» **Given passage**
********************

The RAID 5 vs RAID 10 argument
There is a growing voice in the data storage community proclaiming that RAID 5 is a terrible solution. There are many valid points to these argument, most of which revolve around performance when in degraded mode, which isn’t a big concern for a simple archive and storage array. The other big complaint is the increase in the chance of catastrophic failure when compared RAID 1 or RAID 10.
- RAID5 is slow (writing)
Little to no impact in a data-storage array. 90%+ of your activity will be reading data, not writing. Even “slow” RAID 5 write speeds are enough to saturate a gigabit network. - RAID5 can only support one drive failure
One is better than none, granted not as good as two, but massive increase is storage lost to redundancy is a hefty price to pay. - RAID5 takes a long time to rebuild
This is when your array is vulnerable. A drive has failed, your are operating in degraded mode, you plug in a replacement drive and the array starts rebuilding (recalculating parity and writing the data to the new drive). If another drive fails during this period it means catastrophic data loss. The probability of this happening depends on the size of the array, the size of the drives in the array, the quality and age of the drives, and the speed of the controller. Generally speaking it has a very low chance of happening. - RAID5 arrays can be corrupted by a fatal read error when the array is operating in a degraded state.
This is the big one. Sometimes, vary rarely, hard drives simply cannot read the data for a block. The drive will politely say “I’m sorry, but this block is gone.” This is a very rare occurrence indeed, you’ve probably never seen it in your lifetime. But if a tiny little error like this happens when the array is trying to rebuild the controller will not be able to calculate parity and it will fail the array. Total data loss. The chance of this happening depends on how big your array is. The larger the array, the larger the chance of having a read error during a rebuild.

********************

(Layout coordinate data)
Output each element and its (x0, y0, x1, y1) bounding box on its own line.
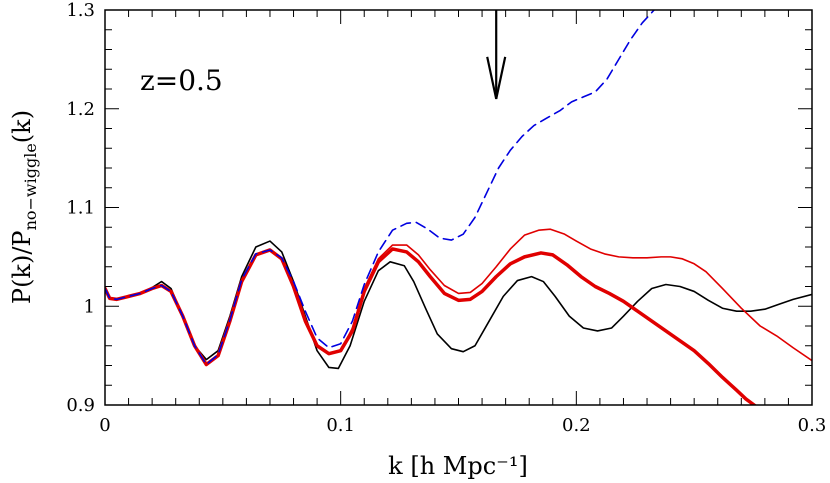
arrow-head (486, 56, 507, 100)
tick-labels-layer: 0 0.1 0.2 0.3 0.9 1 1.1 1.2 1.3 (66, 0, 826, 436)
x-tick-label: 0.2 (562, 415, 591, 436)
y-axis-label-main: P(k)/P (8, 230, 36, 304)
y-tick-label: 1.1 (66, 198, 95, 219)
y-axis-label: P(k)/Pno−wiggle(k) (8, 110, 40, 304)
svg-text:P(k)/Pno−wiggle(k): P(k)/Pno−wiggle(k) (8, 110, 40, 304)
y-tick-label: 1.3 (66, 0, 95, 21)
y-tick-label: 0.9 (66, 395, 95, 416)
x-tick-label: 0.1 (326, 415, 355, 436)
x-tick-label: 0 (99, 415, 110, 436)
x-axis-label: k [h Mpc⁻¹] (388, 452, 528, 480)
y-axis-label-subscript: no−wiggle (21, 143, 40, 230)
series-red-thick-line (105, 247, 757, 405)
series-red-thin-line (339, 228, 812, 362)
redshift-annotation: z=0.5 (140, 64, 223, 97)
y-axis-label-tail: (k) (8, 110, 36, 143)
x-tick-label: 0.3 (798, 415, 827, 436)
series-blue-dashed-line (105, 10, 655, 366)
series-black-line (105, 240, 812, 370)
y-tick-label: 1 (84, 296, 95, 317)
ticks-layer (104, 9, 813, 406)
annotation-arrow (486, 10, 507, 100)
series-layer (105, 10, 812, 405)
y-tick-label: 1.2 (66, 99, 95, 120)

********************

» **Tasks to carry out**
1. Reproduce word for word the part of the RAID 5 vs RAID 10 passage starting at "This is the" and ending at "during a rebuild.".
2. Write the next part of the RAID 5 vs RAID 10 passage, picking up right after its final sentence.

» **Final answers**
1.
This is the big one. Sometimes, vary rarely, hard drives simply cannot read the data for a block. The drive will politely say “I’m sorry, but this block is gone.” This is a very rare occurrence indeed, you’ve probably never seen it in your lifetime. But if a tiny little error like this happens when the array is trying to rebuild the controller will not be able to calculate parity and it will fail the array. Total data loss. The chance of this happening depends on how big your array is. The larger the array, the larger the chance of having a read error during a rebuild.

2.
So yes, RAID 10 is certainly better for data security, but you pay for the increased security by dramatically decreasing the usable space in your array. Big hard drives, or big storage solutions are expensive. In my case I couldn’t justify the cost, 194% increase in the space required for redundancy for a ~2% decrease in chance of failure.
This is a very personal decision. If you have the money, or don’t need that much space, and truly value your data I say go with RAID 10. For me personally, I need every terabyte I can squeeze out of my system. So I went with RAID 5 for the storage array.
ICH10R RAID5 configuration
There are two configuration options that you need to set when building a RAID 5 array, stripe size, and cluster size.
- Stripe size is the size of the RAID stripes that will be spread across the drives in the array. This value is set with you first setup the array in the RAID BIOS.
- Cluster size is the size of the clusters in the partition. This value is set when you format the drive in your operating system.
I did lots of reading, trying to figure out what the optimal stripe and cluster sizes. There is lots of math and science involved in determining these values, and to be honest I didn’t really understand it. I have decided that this is a mix of black magic, voodoo, and a little witchcraft. Don’t bother trying to scientifically compute the correct values of your RAID settings, you will inevitably get it wrong. Wasting days of initialization time in the process.
Instead, build the smallest RAID partition you can and run benchmarks. I used the ATTO Disk Benchmark tool because it gave me the most consistent readings. The procedure is simple, but time consuming:
- Build the smallest RAID partition you can in the controller, using all of the drives you will be using in the final array.
- Let the Intel Matrix software initialize the array. This will take a long time, depending on the size of the array, that’s why you want to make the smallest array possible.
- Format the new little array with various cluster sizes. Just do a quick format, this is nearly instant. Run your benchmarks here. Then reformat with a different cluster size. (Write down the slowest and fastest read and write speeds)
- Repeat the formatting process until you find the fastest cluster size for this stripe size.
- Go back to the RAID BIOS, delete the array and build a new little array with another stripe size. Start from step 1 again.
This takes a while, but it is the only way to find the best settings for your array. The difference between poor settings and perfect settings are amazing. I went from 20MB/s writes with 128k stripes and 64k clusters to over 80MB/s with 64k stripes and 32k clusters. Which I found to be the optimal values for my particular array.
Indeed, these numbers speak for themselves. Take the time to find the optimal settings for your RAID array.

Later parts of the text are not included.